-- DATA EXTRACT start --

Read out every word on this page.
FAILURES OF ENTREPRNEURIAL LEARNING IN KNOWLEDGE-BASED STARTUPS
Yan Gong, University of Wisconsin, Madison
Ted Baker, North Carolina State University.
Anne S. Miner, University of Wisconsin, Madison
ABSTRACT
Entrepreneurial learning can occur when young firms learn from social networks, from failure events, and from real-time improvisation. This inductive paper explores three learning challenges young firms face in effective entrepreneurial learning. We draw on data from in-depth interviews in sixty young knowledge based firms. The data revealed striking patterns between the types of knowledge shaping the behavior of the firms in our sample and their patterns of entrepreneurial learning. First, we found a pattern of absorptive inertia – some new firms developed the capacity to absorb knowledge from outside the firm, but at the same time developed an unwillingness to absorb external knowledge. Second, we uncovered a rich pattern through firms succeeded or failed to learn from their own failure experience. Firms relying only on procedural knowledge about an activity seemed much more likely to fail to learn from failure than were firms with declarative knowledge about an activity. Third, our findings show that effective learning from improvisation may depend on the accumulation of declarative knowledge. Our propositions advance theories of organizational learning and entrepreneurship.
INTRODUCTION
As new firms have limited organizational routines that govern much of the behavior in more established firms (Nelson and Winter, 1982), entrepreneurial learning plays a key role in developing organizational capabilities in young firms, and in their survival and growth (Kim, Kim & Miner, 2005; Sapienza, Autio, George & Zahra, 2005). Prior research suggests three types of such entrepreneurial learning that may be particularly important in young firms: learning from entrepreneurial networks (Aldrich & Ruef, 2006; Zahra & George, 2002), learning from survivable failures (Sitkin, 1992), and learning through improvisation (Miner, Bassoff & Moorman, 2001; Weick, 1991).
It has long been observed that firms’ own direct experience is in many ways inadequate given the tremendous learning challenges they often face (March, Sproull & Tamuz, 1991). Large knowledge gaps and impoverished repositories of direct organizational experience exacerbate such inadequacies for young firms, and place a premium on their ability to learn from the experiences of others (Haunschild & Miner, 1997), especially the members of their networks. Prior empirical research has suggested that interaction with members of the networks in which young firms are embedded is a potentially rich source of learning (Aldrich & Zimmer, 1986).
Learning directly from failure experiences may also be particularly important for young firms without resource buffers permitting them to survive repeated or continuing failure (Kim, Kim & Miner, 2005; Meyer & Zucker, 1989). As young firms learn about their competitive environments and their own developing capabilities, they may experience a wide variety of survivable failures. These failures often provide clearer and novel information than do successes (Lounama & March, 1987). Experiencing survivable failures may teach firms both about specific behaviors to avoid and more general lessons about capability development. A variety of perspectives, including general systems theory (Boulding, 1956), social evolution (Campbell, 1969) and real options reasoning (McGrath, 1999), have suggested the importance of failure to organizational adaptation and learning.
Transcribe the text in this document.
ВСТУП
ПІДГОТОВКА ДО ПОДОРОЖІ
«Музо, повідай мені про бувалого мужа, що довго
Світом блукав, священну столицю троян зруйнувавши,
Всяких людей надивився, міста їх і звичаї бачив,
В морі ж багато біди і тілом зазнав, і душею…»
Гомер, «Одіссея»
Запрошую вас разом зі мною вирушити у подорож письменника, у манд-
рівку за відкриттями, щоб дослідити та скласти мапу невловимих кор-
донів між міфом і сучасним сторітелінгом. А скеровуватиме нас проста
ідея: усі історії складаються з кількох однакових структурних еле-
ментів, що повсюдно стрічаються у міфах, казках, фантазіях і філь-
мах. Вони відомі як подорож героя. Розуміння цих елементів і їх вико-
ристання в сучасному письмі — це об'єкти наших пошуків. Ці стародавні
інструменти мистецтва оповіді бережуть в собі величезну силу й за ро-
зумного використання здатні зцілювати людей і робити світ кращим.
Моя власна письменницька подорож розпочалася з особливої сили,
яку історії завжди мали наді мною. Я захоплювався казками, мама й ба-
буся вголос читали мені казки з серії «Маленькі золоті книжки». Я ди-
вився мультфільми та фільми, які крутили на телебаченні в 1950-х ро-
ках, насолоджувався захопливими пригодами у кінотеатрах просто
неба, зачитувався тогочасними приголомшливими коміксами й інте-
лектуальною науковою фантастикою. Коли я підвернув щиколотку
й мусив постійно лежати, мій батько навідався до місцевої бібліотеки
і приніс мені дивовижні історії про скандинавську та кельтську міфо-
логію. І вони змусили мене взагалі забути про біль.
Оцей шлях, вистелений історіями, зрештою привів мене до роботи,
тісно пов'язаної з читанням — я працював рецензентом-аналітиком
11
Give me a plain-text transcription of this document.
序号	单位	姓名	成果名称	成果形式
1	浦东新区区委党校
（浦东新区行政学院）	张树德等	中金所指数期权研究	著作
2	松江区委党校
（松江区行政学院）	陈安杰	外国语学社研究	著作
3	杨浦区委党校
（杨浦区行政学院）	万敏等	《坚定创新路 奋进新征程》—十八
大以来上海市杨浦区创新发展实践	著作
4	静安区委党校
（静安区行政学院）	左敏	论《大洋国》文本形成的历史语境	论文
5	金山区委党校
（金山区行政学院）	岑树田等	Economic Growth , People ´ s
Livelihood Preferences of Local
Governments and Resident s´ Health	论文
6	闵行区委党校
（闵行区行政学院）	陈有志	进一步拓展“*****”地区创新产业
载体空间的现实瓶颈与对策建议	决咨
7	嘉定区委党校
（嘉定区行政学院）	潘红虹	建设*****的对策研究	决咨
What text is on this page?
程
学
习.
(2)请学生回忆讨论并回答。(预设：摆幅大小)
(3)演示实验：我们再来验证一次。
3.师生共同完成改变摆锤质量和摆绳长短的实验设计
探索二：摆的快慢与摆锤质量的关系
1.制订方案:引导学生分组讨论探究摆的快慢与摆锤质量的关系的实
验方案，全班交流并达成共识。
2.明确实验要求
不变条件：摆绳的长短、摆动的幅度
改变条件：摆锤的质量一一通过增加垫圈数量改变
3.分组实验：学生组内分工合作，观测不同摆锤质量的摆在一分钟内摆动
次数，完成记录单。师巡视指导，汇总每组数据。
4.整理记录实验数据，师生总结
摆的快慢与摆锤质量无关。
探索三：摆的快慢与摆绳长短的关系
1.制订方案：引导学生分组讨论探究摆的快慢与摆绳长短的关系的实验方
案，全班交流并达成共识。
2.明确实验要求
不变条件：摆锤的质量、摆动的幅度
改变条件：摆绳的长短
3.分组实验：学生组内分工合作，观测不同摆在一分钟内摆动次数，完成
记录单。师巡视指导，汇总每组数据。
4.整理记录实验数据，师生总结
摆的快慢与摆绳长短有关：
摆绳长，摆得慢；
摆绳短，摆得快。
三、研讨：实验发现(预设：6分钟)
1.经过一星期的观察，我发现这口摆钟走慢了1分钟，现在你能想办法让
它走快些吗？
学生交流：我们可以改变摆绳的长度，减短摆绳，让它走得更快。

-- DATA EXTRACT end --

__TASK PROMPT__
Restate every record exactly, leaving nothing out.

__THE SOLUTION__
Read out every word on this page.
FAILURES OF ENTREPRNEURIAL LEARNING IN KNOWLEDGE-BASED STARTUPS
Yan Gong, University of Wisconsin, Madison
Ted Baker, North Carolina State University.
Anne S. Miner, University of Wisconsin, Madison
ABSTRACT
Entrepreneurial learning can occur when young firms learn from social networks, from failure events, and from real-time improvisation. This inductive paper explores three learning challenges young firms face in effective entrepreneurial learning. We draw on data from in-depth interviews in sixty young knowledge based firms. The data revealed striking patterns between the types of knowledge shaping the behavior of the firms in our sample and their patterns of entrepreneurial learning. First, we found a pattern of absorptive inertia – some new firms developed the capacity to absorb knowledge from outside the firm, but at the same time developed an unwillingness to absorb external knowledge. Second, we uncovered a rich pattern through firms succeeded or failed to learn from their own failure experience. Firms relying only on procedural knowledge about an activity seemed much more likely to fail to learn from failure than were firms with declarative knowledge about an activity. Third, our findings show that effective learning from improvisation may depend on the accumulation of declarative knowledge. Our propositions advance theories of organizational learning and entrepreneurship.
INTRODUCTION
As new firms have limited organizational routines that govern much of the behavior in more established firms (Nelson and Winter, 1982), entrepreneurial learning plays a key role in developing organizational capabilities in young firms, and in their survival and growth (Kim, Kim & Miner, 2005; Sapienza, Autio, George & Zahra, 2005). Prior research suggests three types of such entrepreneurial learning that may be particularly important in young firms: learning from entrepreneurial networks (Aldrich & Ruef, 2006; Zahra & George, 2002), learning from survivable failures (Sitkin, 1992), and learning through improvisation (Miner, Bassoff & Moorman, 2001; Weick, 1991).
It has long been observed that firms’ own direct experience is in many ways inadequate given the tremendous learning challenges they often face (March, Sproull & Tamuz, 1991). Large knowledge gaps and impoverished repositories of direct organizational experience exacerbate such inadequacies for young firms, and place a premium on their ability to learn from the experiences of others (Haunschild & Miner, 1997), especially the members of their networks. Prior empirical research has suggested that interaction with members of the networks in which young firms are embedded is a potentially rich source of learning (Aldrich & Zimmer, 1986).
Learning directly from failure experiences may also be particularly important for young firms without resource buffers permitting them to survive repeated or continuing failure (Kim, Kim & Miner, 2005; Meyer & Zucker, 1989). As young firms learn about their competitive environments and their own developing capabilities, they may experience a wide variety of survivable failures. These failures often provide clearer and novel information than do successes (Lounama & March, 1987). Experiencing survivable failures may teach firms both about specific behaviors to avoid and more general lessons about capability development. A variety of perspectives, including general systems theory (Boulding, 1956), social evolution (Campbell, 1969) and real options reasoning (McGrath, 1999), have suggested the importance of failure to organizational adaptation and learning.
Transcribe the text in this document.
ВСТУП
ПІДГОТОВКА ДО ПОДОРОЖІ
«Музо, повідай мені про бувалого мужа, що довго
Світом блукав, священну столицю троян зруйнувавши,
Всяких людей надивився, міста їх і звичаї бачив,
В морі ж багато біди і тілом зазнав, і душею…»
Гомер, «Одіссея»
Запрошую вас разом зі мною вирушити у подорож письменника, у манд-
рівку за відкриттями, щоб дослідити та скласти мапу невловимих кор-
донів між міфом і сучасним сторітелінгом. А скеровуватиме нас проста
ідея: усі історії складаються з кількох однакових структурних еле-
ментів, що повсюдно стрічаються у міфах, казках, фантазіях і філь-
мах. Вони відомі як подорож героя. Розуміння цих елементів і їх вико-
ристання в сучасному письмі — це об'єкти наших пошуків. Ці стародавні
інструменти мистецтва оповіді бережуть в собі величезну силу й за ро-
зумного використання здатні зцілювати людей і робити світ кращим.
Моя власна письменницька подорож розпочалася з особливої сили,
яку історії завжди мали наді мною. Я захоплювався казками, мама й ба-
буся вголос читали мені казки з серії «Маленькі золоті книжки». Я ди-
вився мультфільми та фільми, які крутили на телебаченні в 1950-х ро-
ках, насолоджувався захопливими пригодами у кінотеатрах просто
неба, зачитувався тогочасними приголомшливими коміксами й інте-
лектуальною науковою фантастикою. Коли я підвернув щиколотку
й мусив постійно лежати, мій батько навідався до місцевої бібліотеки
і приніс мені дивовижні історії про скандинавську та кельтську міфо-
логію. І вони змусили мене взагалі забути про біль.
Оцей шлях, вистелений історіями, зрештою привів мене до роботи,
тісно пов'язаної з читанням — я працював рецензентом-аналітиком
11
Give me a plain-text transcription of this document.
序号	单位	姓名	成果名称	成果形式
1	浦东新区区委党校
（浦东新区行政学院）	张树德等	中金所指数期权研究	著作
2	松江区委党校
（松江区行政学院）	陈安杰	外国语学社研究	著作
3	杨浦区委党校
（杨浦区行政学院）	万敏等	《坚定创新路 奋进新征程》—十八
大以来上海市杨浦区创新发展实践	著作
4	静安区委党校
（静安区行政学院）	左敏	论《大洋国》文本形成的历史语境	论文
5	金山区委党校
（金山区行政学院）	岑树田等	Economic Growth , People ´ s
Livelihood Preferences of Local
Governments and Resident s´ Health	论文
6	闵行区委党校
（闵行区行政学院）	陈有志	进一步拓展“*****”地区创新产业
载体空间的现实瓶颈与对策建议	决咨
7	嘉定区委党校
（嘉定区行政学院）	潘红虹	建设*****的对策研究	决咨
What text is on this page?
程
学
习.
(2)请学生回忆讨论并回答。(预设：摆幅大小)
(3)演示实验：我们再来验证一次。
3.师生共同完成改变摆锤质量和摆绳长短的实验设计
探索二：摆的快慢与摆锤质量的关系
1.制订方案:引导学生分组讨论探究摆的快慢与摆锤质量的关系的实
验方案，全班交流并达成共识。
2.明确实验要求
不变条件：摆绳的长短、摆动的幅度
改变条件：摆锤的质量一一通过增加垫圈数量改变
3.分组实验：学生组内分工合作，观测不同摆锤质量的摆在一分钟内摆动
次数，完成记录单。师巡视指导，汇总每组数据。
4.整理记录实验数据，师生总结
摆的快慢与摆锤质量无关。
探索三：摆的快慢与摆绳长短的关系
1.制订方案：引导学生分组讨论探究摆的快慢与摆绳长短的关系的实验方
案，全班交流并达成共识。
2.明确实验要求
不变条件：摆锤的质量、摆动的幅度
改变条件：摆绳的长短
3.分组实验：学生组内分工合作，观测不同摆在一分钟内摆动次数，完成
记录单。师巡视指导，汇总每组数据。
4.整理记录实验数据，师生总结
摆的快慢与摆绳长短有关：
摆绳长，摆得慢；
摆绳短，摆得快。
三、研讨：实验发现(预设：6分钟)
1.经过一星期的观察，我发现这口摆钟走慢了1分钟，现在你能想办法让
它走快些吗？
学生交流：我们可以改变摆绳的长度，减短摆绳，让它走得更快。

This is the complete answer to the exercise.